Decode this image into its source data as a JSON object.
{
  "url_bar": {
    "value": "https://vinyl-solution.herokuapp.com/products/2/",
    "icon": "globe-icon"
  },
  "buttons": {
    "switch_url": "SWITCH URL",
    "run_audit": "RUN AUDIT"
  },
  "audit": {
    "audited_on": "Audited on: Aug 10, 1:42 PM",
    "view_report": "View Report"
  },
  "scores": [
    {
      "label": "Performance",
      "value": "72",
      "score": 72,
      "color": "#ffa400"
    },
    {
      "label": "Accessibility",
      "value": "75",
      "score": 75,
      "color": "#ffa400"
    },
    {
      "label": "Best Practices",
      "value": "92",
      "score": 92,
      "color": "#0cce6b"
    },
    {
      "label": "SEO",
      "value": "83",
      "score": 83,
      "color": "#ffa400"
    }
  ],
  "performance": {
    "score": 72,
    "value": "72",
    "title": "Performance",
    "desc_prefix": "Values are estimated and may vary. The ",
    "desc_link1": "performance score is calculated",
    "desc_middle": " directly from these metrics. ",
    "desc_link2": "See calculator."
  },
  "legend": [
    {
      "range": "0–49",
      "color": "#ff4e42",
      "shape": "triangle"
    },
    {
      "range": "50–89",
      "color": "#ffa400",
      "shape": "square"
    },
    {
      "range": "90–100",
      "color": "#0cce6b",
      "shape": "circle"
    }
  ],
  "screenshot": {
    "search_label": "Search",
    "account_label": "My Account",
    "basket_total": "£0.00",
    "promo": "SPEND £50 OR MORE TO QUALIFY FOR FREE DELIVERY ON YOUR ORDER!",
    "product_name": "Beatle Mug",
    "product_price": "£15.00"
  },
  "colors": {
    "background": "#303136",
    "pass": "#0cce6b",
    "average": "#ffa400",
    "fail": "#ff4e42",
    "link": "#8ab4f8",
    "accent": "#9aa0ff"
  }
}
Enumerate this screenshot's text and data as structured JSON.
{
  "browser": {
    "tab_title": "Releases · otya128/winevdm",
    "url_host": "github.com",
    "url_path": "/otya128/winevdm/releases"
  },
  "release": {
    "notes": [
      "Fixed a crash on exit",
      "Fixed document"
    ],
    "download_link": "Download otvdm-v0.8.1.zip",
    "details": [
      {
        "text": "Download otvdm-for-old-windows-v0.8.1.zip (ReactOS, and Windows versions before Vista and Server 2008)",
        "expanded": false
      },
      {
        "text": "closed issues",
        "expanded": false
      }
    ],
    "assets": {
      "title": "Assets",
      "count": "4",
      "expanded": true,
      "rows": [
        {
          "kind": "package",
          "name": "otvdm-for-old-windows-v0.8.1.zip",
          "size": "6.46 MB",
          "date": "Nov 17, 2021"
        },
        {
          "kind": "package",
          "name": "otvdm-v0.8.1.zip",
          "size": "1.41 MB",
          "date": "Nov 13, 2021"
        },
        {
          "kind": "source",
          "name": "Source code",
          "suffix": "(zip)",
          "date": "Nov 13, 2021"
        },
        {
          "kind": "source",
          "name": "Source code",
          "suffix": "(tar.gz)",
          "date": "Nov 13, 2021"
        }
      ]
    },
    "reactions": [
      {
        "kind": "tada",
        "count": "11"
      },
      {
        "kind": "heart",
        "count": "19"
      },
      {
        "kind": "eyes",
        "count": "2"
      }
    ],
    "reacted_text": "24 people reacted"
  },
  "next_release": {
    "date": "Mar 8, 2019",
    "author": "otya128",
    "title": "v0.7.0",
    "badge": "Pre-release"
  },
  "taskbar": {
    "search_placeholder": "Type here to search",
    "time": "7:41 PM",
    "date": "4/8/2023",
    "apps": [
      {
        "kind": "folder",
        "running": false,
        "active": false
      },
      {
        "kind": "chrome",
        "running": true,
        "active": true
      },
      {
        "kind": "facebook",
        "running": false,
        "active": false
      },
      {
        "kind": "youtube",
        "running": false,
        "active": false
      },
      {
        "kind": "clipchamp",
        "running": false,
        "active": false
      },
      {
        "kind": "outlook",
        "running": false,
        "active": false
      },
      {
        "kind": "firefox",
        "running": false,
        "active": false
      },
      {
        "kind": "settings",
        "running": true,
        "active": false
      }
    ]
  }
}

----

**Required task:**
Using the material above, gather every line that includes "JSON".

**The completed task:**
Decode this image into its source data as a JSON object.
Enumerate this screenshot's text and data as structured JSON.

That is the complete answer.